— start RECORDS FOR PROCESSING —

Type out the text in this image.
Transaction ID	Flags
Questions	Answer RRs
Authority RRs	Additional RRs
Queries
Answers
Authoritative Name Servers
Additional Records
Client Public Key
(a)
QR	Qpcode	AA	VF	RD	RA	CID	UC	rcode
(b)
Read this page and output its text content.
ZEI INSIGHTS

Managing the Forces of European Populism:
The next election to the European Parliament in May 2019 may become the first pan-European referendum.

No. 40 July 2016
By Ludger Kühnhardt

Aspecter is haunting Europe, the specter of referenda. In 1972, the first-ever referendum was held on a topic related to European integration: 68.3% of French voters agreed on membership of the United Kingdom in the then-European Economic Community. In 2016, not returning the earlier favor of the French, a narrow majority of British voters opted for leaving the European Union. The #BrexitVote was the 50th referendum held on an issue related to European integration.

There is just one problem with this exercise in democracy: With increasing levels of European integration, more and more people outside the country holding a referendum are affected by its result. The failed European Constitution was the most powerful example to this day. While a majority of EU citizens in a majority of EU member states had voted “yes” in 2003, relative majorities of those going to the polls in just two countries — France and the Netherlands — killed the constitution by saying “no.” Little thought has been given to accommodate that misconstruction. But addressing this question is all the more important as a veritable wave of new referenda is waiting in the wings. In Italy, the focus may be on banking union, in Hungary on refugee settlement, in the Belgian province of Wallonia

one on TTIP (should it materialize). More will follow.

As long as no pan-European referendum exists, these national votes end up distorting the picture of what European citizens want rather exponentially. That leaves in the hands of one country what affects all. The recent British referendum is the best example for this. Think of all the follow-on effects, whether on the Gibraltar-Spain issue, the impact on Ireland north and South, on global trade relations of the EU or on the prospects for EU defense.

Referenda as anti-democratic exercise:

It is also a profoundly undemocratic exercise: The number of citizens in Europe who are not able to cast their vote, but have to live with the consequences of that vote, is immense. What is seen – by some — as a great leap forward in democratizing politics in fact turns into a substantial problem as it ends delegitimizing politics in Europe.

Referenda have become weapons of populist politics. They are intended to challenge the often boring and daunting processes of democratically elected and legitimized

— end RECORDS FOR PROCESSING —

◆ AIM OF THE TASK
Output all of the data again, exactly.

◆ FINAL RESULT
Type out the text in this image.
Transaction ID	Flags
Questions	Answer RRs
Authority RRs	Additional RRs
Queries
Answers
Authoritative Name Servers
Additional Records
Client Public Key
(a)
QR	Qpcode	AA	VF	RD	RA	CID	UC	rcode
(b)
Read this page and output its text content.
ZEI INSIGHTS

Managing the Forces of European Populism:
The next election to the European Parliament in May 2019 may become the first pan-European referendum.

No. 40 July 2016
By Ludger Kühnhardt

Aspecter is haunting Europe, the specter of referenda. In 1972, the first-ever referendum was held on a topic related to European integration: 68.3% of French voters agreed on membership of the United Kingdom in the then-European Economic Community. In 2016, not returning the earlier favor of the French, a narrow majority of British voters opted for leaving the European Union. The #BrexitVote was the 50th referendum held on an issue related to European integration.

There is just one problem with this exercise in democracy: With increasing levels of European integration, more and more people outside the country holding a referendum are affected by its result. The failed European Constitution was the most powerful example to this day. While a majority of EU citizens in a majority of EU member states had voted “yes” in 2003, relative majorities of those going to the polls in just two countries — France and the Netherlands — killed the constitution by saying “no.” Little thought has been given to accommodate that misconstruction. But addressing this question is all the more important as a veritable wave of new referenda is waiting in the wings. In Italy, the focus may be on banking union, in Hungary on refugee settlement, in the Belgian province of Wallonia

one on TTIP (should it materialize). More will follow.

As long as no pan-European referendum exists, these national votes end up distorting the picture of what European citizens want rather exponentially. That leaves in the hands of one country what affects all. The recent British referendum is the best example for this. Think of all the follow-on effects, whether on the Gibraltar-Spain issue, the impact on Ireland north and South, on global trade relations of the EU or on the prospects for EU defense.

Referenda as anti-democratic exercise:

It is also a profoundly undemocratic exercise: The number of citizens in Europe who are not able to cast their vote, but have to live with the consequences of that vote, is immense. What is seen – by some — as a great leap forward in democratizing politics in fact turns into a substantial problem as it ends delegitimizing politics in Europe.

Referenda have become weapons of populist politics. They are intended to challenge the often boring and daunting processes of democratically elected and legitimized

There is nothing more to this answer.